**Problem to solve**
Pick up the piece on alcohol-related liver problems after its final sentence and carry it on.

**Passage shown**

══════════════════════════════

Liver problems from alcohol

Dear Alice:

I would like to find out about liver problems. My grandmother had a blood test and said she has some sort of liver problem. It's from long-term drinking. Can you please give me some information on this issue? Thank you.


Dear AGOA, 

Learning more about your grandmother’s liver problems is a thoughtful way to support her. The liver is one of the largest organs in the body and is responsible for several different functions including processing nutrients from food, producing bile, and removing waste products from the body including toxins such as alcohol. Because the liver fulfills so many responsibilities within the body, liver damage (either due to alcohol use or not) can have a wide range of effects. Additionally, some people may be at a higher risk for alcohol-related liver damage (more on that in a bit). Fortunately, there are several options for your grandmother, even after a diagnosis, to improve her health. 

Signs and symptoms of liver damage (both those with alcohol-related diseases and non-alcohol-related diseases) can include: 

  • Loss of appetite 
  • Nausea and vomiting 
  • Fever 
  • Mental confusion 
  • Fatigue 
  • Yellowing of the skin and whites of the eyes (also known as jaundice) 
  • Abdominal pain/tenderness (because the liver will become enlarged and feel sensitive) 
  • Abdominal swelling due to fluid accumulation (also known as ascites) 
  • Kidney or liver failure 

While there are many different conditions related to the liver (you can learn more about these at the American Liver Foundation website), there are several that are related to alcohol use: 

  • Fatty liver is a condition where a build-up of fat occurs in the liver cells, which makes it harder for the liver to function properly. There are rarely any symptoms other than fatigue, weakness, and weight-loss. In many cases, if you have fatty liver disease and stop drinking alcohol, the disease will reverse course. 
  • Alcoholic hepatitis is characterized by inflammation of the liver and destruction of liver cells caused by excessive alcohol use. It typically occurs in those who drink alcohol (in large amounts) over many years. However, not all people who drink heavily will get alcoholic hepatitis and sometimes those who drink more moderately will develop the disease. If you stop drinking early enough, the body can sometimes reverse the damage. However, if the disease is more advanced, stopping alcohol use will only help to prevent possible complications. 
  • Cirrhosis is an irreversible condition where scar tissue replaces normal liver tissue. This scar tissue cannot perform liver functions and the more scar tissue there is, the more difficulty the liver will have performing its normal functions.

══════════════════════════════

**Available data**
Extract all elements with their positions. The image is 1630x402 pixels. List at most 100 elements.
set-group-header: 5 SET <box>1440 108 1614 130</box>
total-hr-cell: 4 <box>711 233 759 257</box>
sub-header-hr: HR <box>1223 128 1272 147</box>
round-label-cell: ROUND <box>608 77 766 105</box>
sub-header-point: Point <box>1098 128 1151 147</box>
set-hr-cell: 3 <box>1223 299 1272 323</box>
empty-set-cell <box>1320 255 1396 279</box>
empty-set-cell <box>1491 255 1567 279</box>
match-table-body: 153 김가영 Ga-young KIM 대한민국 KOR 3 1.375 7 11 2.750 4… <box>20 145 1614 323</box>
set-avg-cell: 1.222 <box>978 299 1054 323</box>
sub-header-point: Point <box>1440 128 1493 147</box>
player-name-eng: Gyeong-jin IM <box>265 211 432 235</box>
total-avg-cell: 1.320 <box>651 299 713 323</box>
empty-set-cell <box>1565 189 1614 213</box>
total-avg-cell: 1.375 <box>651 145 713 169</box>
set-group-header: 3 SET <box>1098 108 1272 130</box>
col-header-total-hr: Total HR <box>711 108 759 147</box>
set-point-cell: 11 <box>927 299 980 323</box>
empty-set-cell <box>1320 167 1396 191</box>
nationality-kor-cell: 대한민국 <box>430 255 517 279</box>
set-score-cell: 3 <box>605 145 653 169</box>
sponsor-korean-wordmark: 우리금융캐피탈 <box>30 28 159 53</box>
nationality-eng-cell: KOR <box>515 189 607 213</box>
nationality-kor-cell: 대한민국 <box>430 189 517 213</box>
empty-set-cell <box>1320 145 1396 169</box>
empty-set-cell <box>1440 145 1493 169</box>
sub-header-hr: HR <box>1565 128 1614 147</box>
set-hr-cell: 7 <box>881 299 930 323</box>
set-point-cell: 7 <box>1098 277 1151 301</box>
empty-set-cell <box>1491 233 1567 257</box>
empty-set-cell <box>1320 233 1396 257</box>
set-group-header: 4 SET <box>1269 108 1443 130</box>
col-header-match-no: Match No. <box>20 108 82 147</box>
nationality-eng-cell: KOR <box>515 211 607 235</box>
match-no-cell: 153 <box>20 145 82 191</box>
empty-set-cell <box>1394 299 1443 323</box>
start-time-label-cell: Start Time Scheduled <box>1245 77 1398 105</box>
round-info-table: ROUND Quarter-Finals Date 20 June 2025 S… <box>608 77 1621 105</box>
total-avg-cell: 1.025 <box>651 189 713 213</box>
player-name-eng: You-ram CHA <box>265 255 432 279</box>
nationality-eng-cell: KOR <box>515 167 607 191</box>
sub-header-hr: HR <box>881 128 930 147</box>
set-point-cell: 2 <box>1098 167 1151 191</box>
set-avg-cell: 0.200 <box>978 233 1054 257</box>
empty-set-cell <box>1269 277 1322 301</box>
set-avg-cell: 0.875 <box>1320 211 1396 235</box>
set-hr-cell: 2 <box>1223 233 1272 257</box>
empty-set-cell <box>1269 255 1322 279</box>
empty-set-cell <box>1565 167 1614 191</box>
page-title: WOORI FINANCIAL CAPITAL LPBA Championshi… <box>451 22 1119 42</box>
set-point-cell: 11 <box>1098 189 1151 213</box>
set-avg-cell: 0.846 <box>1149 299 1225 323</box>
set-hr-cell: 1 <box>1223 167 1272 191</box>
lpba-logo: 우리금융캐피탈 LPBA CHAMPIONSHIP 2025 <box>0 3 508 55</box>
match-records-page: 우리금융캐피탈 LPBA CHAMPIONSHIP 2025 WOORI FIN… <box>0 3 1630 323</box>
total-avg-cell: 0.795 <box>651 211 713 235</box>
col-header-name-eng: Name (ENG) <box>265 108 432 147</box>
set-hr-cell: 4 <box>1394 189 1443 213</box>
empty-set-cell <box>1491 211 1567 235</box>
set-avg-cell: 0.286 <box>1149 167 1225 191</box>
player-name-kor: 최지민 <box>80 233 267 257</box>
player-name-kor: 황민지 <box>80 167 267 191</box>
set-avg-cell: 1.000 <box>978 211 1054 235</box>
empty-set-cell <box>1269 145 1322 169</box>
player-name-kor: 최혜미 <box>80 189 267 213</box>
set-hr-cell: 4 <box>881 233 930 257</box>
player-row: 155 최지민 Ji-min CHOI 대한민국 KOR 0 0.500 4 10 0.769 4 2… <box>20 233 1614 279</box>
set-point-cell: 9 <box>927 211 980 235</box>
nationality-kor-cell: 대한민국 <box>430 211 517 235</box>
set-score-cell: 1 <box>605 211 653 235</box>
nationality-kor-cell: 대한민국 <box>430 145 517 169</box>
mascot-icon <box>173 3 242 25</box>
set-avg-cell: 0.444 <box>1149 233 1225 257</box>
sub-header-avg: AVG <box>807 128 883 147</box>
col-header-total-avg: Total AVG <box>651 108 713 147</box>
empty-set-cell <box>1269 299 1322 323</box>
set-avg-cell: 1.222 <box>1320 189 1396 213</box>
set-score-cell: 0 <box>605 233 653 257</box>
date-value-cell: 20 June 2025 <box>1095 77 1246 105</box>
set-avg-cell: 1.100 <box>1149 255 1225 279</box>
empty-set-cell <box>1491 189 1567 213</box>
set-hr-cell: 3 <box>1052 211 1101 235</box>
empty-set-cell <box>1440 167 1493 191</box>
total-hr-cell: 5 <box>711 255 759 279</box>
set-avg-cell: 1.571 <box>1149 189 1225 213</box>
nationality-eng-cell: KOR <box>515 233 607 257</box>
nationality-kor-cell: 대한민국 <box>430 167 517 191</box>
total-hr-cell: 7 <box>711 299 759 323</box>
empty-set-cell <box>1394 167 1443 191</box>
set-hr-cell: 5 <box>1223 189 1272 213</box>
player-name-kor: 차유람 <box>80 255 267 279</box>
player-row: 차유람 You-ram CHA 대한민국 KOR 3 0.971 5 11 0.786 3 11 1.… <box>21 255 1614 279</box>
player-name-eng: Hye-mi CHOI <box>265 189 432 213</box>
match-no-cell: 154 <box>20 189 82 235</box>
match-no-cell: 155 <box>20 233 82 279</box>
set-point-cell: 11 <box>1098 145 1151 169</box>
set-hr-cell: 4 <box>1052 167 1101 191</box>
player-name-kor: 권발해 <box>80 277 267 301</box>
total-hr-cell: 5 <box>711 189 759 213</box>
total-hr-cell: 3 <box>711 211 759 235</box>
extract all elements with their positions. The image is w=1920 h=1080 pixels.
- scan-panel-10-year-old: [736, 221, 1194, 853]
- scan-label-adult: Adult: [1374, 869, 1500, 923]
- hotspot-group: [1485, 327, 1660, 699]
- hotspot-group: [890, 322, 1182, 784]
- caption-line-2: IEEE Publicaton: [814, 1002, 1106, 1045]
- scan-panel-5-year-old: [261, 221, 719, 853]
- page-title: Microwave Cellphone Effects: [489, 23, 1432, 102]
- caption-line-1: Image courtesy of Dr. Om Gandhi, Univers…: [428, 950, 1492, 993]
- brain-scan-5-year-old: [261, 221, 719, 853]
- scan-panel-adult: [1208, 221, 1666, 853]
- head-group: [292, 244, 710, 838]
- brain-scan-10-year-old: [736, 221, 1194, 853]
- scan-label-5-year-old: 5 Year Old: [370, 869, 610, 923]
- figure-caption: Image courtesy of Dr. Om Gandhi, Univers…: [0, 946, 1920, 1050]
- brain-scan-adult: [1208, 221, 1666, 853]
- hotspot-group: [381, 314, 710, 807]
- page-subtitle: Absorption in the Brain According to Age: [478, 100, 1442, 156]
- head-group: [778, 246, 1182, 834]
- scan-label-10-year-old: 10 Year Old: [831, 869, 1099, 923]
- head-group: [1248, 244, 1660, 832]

══════════════════════════════

**Result of the task**
In order to be diagnosed with a liver condition, a health care provider will perform a physical exam and ask about family history, specifically to see if there is any history of alcohol abuse. Additionally, they may also perform a blood test, a liver biopsy, an imaging test, an ultrasound, a magnetic resonance imaging (MRI), or computerized tomography (CT) scans

Not everyone who drinks alcohol excessively will get an alcohol-related liver disease. However, a pattern of increased alcohol use over time can increase the chances of getting an alcohol-related liver disease. Additionally, excessive alcohol use and having cirrhosis can also lead to liver cancer. For someone who drinks alcohol in excess, the following factors may increase the chances of developing liver damage: 

  • Sex assigned at birth plays a role as females develop alcoholic hepatitis more often than males. 
  • Race and ethnicity may also play a role as research has shown that Black and Hispanic men have higher rates of alcoholic cirrhosis than White men. However, this is more complex than just race and ethnicity, as these higher rates of alcohol-induced liver damage may be the result of environmental and socioeconomic factors that contribute to the health disparities faced by minority racial and ethnic groups in the United States today. 
  • Genetic factors can impact how alcohol is processed in the body and increase the risk of alcoholic liver disease and some alcohol-associated cancers. 
  • Obesity may contribute additional fat deposits to the liver, increasing the damage that may have occurred from fatty liver disease due to alcohol use. 
  • Malnutrition, either from a poor diet because of nausea and lack of appetite or from an inability of the body to absorb nutrients due to the byproducts of alcohol, can lead to cell damage in the liver. 
  • Other types of hepatitis, which are inflammatory liver diseases, can cause further liver damage.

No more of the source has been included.